(Entries from a dataset)
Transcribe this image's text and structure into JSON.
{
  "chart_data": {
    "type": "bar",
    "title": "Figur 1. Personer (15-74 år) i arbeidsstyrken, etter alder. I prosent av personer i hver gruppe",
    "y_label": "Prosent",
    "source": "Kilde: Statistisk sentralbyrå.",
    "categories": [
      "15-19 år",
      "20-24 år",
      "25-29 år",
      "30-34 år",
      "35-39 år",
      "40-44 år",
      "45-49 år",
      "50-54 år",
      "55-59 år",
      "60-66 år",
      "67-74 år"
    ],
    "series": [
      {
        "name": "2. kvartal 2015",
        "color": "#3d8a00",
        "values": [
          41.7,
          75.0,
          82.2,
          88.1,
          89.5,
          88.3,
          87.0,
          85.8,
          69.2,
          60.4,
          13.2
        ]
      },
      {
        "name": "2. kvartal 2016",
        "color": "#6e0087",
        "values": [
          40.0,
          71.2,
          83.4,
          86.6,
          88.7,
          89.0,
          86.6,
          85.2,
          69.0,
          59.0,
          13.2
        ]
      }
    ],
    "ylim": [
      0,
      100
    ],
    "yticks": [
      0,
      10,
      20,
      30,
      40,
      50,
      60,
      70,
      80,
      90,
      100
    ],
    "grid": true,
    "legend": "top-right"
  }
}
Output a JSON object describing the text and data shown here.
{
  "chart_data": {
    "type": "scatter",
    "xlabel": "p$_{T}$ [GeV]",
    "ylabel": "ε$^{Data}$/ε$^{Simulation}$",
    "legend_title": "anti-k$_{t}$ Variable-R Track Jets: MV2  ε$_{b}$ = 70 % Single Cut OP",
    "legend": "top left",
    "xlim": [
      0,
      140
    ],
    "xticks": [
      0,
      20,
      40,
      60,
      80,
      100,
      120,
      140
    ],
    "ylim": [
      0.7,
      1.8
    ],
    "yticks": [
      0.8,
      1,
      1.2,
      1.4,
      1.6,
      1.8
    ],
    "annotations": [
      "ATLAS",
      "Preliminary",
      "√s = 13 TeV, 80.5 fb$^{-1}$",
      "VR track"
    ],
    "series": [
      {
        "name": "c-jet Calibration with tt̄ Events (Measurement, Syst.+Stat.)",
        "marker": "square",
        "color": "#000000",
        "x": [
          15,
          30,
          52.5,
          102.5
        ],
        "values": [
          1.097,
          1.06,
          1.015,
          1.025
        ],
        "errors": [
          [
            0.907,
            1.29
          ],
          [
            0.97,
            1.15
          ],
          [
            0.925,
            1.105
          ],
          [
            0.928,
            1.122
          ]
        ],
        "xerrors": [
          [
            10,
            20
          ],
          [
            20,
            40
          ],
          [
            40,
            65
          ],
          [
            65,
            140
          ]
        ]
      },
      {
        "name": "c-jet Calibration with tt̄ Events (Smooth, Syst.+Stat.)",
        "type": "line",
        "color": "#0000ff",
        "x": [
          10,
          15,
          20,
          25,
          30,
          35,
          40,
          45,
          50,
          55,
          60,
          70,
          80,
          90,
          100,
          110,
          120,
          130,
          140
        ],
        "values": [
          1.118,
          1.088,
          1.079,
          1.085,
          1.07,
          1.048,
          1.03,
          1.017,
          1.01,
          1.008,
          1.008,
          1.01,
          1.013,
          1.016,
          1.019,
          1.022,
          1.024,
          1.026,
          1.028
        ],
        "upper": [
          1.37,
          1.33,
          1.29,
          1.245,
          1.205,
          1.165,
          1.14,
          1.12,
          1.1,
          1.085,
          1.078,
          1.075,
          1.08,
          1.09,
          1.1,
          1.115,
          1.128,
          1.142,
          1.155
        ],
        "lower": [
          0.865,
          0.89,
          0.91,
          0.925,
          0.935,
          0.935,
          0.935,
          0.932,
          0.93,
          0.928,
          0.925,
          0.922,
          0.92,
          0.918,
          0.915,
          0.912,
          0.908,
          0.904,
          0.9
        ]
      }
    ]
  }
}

To do: List every line in the records above that contains the word "color".

Written response:
        "color": "#3d8a00",
        "color": "#6e0087",
        "color": "#000000",
        "color": "#0000ff",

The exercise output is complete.